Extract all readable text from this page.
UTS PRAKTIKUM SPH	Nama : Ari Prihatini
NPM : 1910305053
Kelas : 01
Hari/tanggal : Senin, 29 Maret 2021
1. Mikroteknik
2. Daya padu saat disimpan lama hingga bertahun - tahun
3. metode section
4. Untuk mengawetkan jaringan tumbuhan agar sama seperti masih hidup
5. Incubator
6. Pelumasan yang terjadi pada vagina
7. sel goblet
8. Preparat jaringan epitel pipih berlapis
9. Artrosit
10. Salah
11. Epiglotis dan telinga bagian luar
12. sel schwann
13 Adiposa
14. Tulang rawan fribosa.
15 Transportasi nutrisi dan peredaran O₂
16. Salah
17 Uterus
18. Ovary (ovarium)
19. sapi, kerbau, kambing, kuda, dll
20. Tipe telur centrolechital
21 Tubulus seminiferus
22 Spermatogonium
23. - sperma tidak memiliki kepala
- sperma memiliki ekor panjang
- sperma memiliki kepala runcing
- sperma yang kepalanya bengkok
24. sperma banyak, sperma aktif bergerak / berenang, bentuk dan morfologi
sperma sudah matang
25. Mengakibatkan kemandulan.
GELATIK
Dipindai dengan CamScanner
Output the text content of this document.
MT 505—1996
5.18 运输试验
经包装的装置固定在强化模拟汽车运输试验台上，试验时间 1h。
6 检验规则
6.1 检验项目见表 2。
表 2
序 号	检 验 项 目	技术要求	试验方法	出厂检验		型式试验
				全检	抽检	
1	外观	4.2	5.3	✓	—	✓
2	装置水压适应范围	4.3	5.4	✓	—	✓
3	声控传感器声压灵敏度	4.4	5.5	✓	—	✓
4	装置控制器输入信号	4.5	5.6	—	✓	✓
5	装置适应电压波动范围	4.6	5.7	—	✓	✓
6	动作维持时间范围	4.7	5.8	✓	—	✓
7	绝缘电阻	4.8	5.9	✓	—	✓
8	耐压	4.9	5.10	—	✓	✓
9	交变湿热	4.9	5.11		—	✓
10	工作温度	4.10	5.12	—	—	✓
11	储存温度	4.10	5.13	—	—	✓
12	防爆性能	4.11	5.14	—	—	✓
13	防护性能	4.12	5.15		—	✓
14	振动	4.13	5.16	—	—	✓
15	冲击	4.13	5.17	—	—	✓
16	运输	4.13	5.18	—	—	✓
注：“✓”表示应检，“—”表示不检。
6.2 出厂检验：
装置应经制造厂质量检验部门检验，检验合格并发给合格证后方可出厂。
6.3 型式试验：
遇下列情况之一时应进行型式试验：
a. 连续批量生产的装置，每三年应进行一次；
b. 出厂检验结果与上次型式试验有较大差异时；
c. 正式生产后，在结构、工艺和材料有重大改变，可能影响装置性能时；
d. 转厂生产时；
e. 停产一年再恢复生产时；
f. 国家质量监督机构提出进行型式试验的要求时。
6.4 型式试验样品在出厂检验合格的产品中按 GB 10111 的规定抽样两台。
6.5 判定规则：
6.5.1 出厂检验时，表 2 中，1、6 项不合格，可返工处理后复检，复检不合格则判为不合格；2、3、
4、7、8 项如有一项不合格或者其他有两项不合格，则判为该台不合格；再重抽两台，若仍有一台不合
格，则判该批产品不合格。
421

#####

Given exercise
Gather each line that holds "this".

Output
Extract all readable text from this page.
Output the text content of this document.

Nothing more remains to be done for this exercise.